[start]
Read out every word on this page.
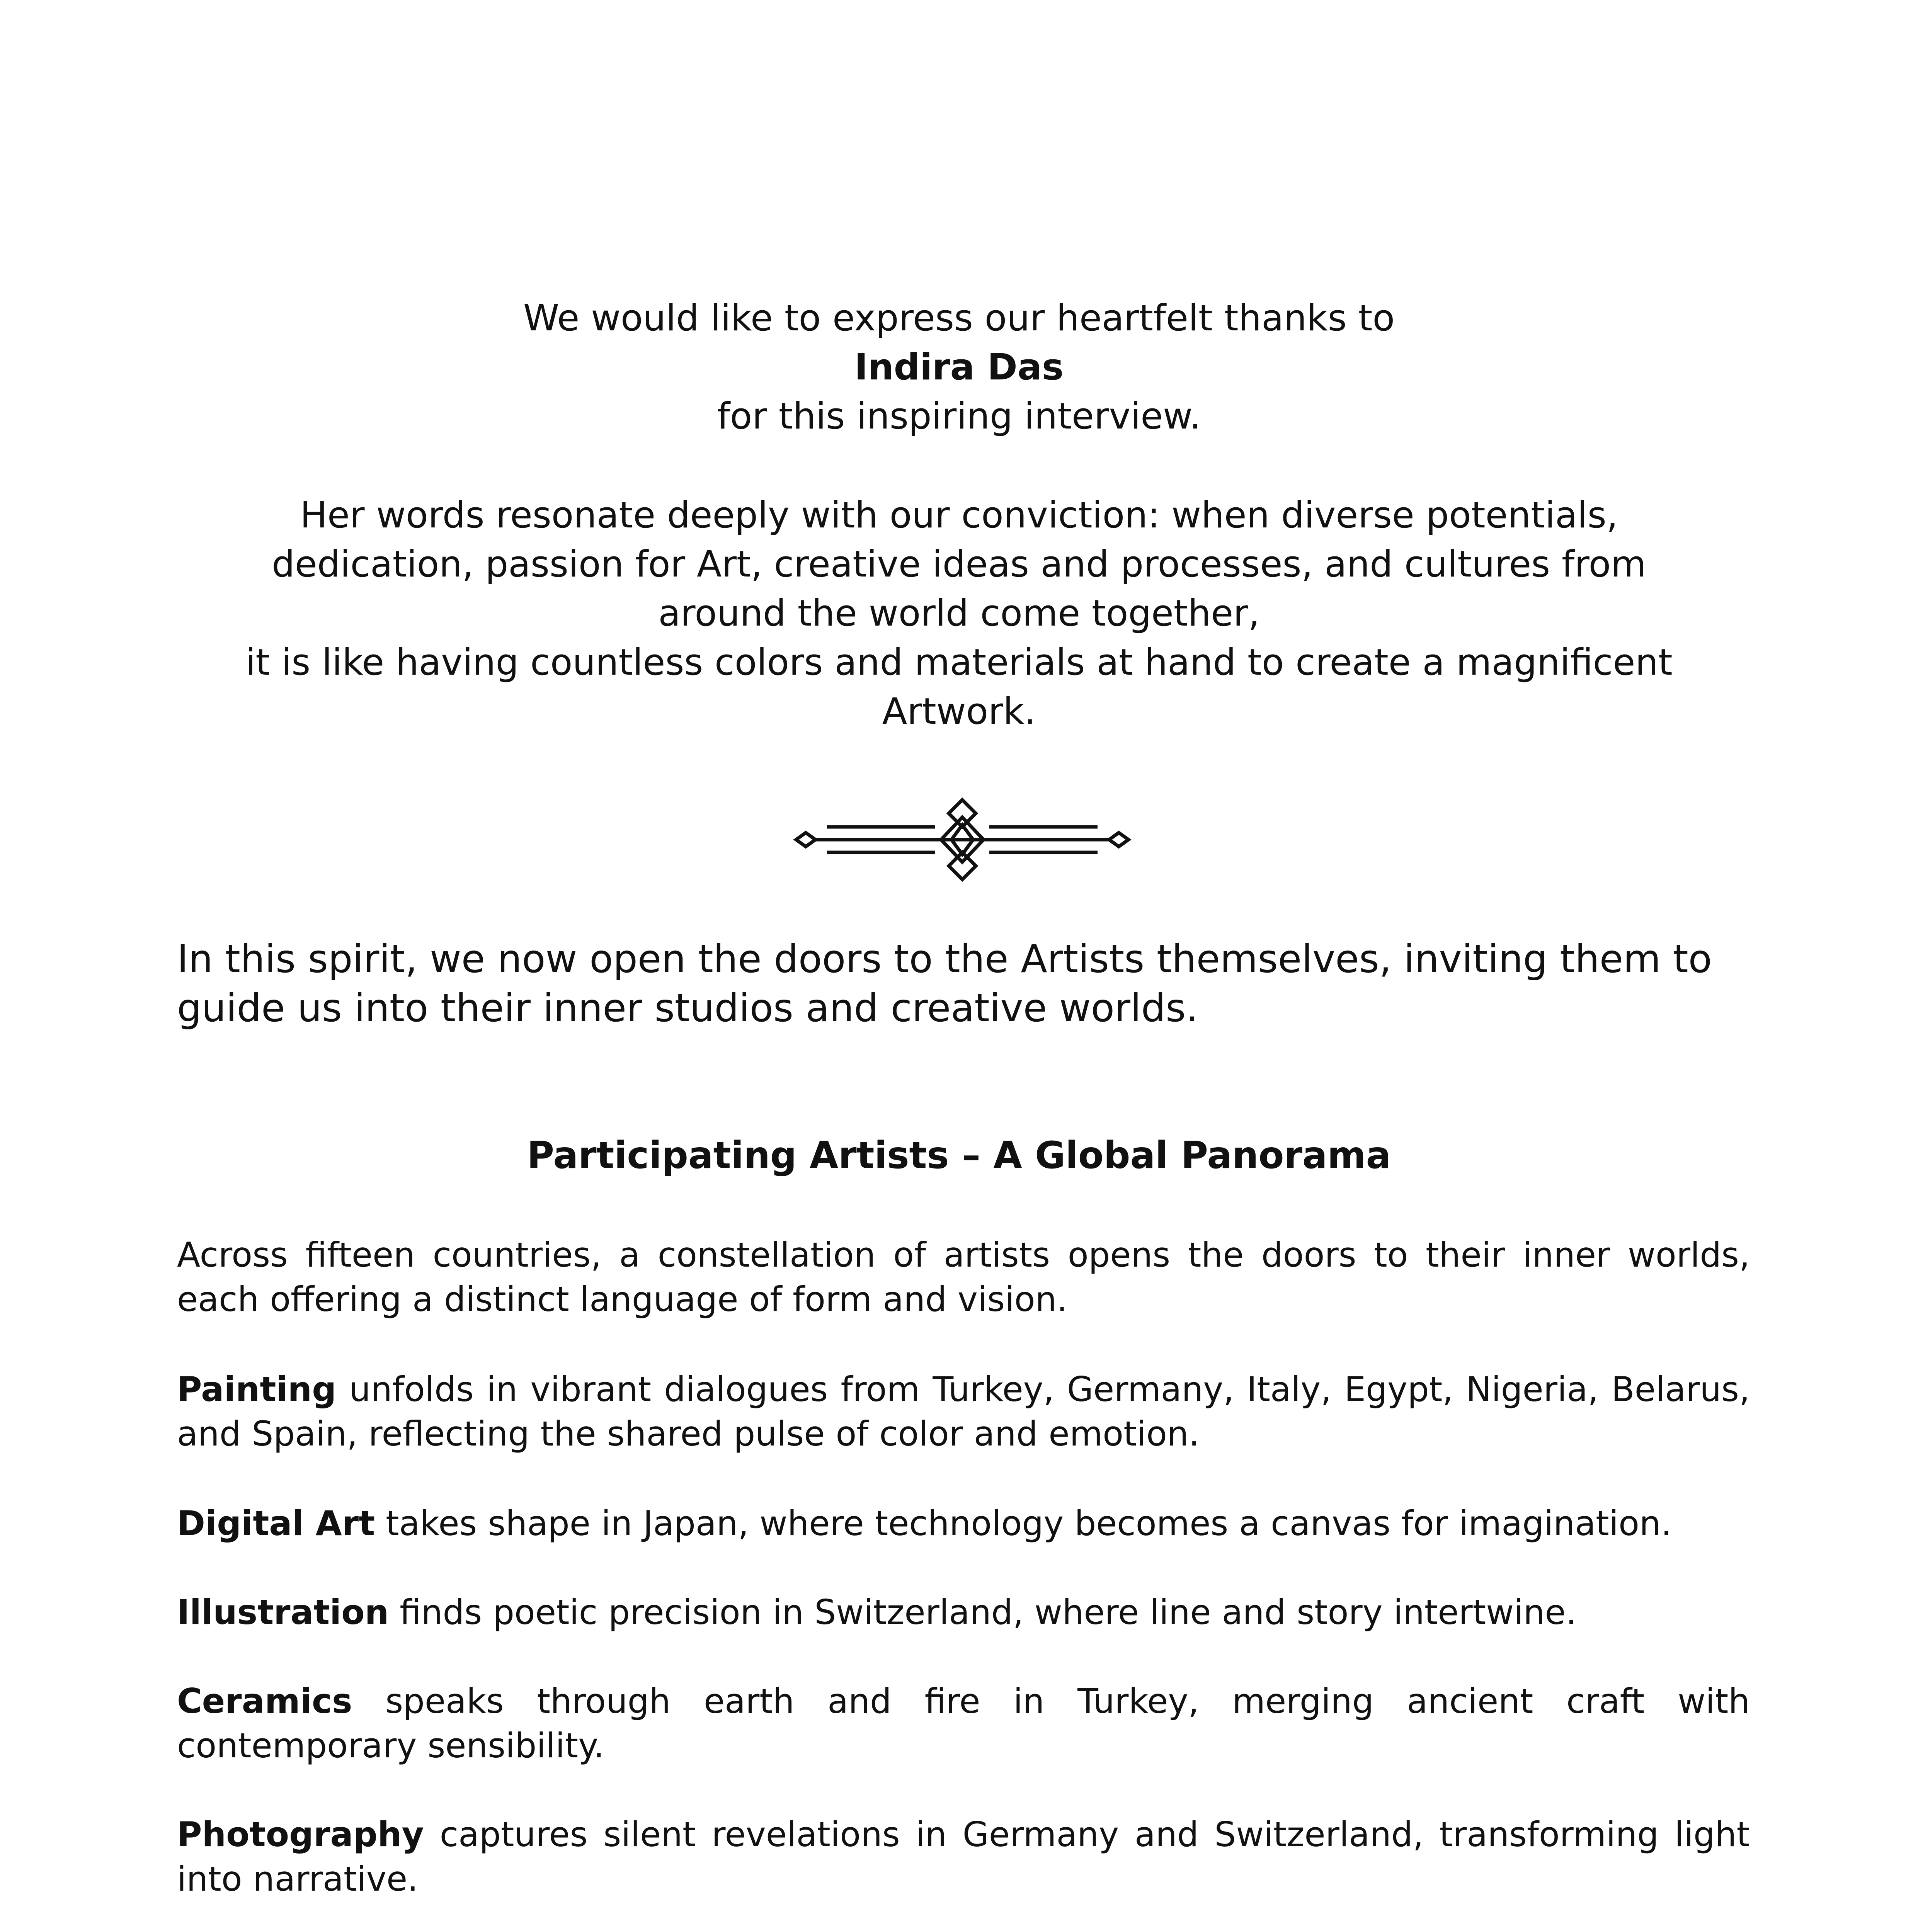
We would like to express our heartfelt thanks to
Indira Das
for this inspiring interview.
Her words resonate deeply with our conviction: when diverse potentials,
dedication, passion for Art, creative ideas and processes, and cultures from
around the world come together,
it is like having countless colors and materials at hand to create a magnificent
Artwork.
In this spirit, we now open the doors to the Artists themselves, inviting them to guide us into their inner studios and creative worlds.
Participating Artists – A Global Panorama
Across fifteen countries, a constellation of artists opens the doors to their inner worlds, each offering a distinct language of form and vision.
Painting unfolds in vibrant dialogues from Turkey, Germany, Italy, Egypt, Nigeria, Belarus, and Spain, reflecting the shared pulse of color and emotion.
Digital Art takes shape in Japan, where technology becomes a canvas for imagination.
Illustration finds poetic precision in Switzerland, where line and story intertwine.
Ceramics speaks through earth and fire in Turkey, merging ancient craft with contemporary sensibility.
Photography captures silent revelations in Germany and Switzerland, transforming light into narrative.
[end]
# Instructions to follow:
Give the number of lines in the entries that include the string "Turkey", and nothing more.

# Expected output:
2